* Begin DATA EXCERPTS *
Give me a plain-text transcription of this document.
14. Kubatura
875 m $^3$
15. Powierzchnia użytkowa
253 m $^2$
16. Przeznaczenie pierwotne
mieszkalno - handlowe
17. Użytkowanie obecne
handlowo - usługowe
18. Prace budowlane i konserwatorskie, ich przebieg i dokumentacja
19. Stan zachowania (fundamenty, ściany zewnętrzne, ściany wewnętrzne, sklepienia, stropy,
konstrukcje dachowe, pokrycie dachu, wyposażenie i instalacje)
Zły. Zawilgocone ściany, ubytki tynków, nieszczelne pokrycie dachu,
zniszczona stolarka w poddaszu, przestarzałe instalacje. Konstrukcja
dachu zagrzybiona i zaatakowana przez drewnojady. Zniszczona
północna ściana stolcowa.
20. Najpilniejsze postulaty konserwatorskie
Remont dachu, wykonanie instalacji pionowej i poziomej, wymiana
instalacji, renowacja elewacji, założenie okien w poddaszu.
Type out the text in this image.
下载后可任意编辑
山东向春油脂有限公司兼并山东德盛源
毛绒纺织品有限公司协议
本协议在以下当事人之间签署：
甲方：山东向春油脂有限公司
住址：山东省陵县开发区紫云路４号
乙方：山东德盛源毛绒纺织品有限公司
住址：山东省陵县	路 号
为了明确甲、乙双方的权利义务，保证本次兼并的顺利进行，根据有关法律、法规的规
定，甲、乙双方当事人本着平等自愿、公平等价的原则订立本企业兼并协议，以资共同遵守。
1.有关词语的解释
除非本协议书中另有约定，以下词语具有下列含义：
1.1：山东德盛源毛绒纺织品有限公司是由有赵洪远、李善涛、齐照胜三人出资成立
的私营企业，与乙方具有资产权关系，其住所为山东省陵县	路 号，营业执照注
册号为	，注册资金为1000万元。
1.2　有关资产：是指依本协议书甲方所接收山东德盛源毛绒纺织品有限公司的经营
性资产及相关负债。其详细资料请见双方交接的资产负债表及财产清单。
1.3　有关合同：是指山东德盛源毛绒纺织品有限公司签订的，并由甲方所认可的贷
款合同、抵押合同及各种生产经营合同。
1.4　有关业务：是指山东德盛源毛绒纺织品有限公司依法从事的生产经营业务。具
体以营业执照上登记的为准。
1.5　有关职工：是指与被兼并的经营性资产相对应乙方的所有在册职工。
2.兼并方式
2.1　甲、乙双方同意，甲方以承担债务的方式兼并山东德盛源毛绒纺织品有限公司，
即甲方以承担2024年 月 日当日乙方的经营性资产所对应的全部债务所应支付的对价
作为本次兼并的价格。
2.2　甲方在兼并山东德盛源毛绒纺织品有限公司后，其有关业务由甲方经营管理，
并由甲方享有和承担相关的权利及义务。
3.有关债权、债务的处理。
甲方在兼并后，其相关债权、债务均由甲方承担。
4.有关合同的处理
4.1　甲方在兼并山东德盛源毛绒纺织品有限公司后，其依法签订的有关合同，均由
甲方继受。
* End DATA EXCERPTS *
**TASK DETAILS**
Pick out all lines from the data above in which the word "pokrycie" appears.

**TASK OUTPUT**
konstrukcje dachowe, pokrycie dachu, wyposażenie i instalacje)
Zły. Zawilgocone ściany, ubytki tynków, nieszczelne pokrycie dachu,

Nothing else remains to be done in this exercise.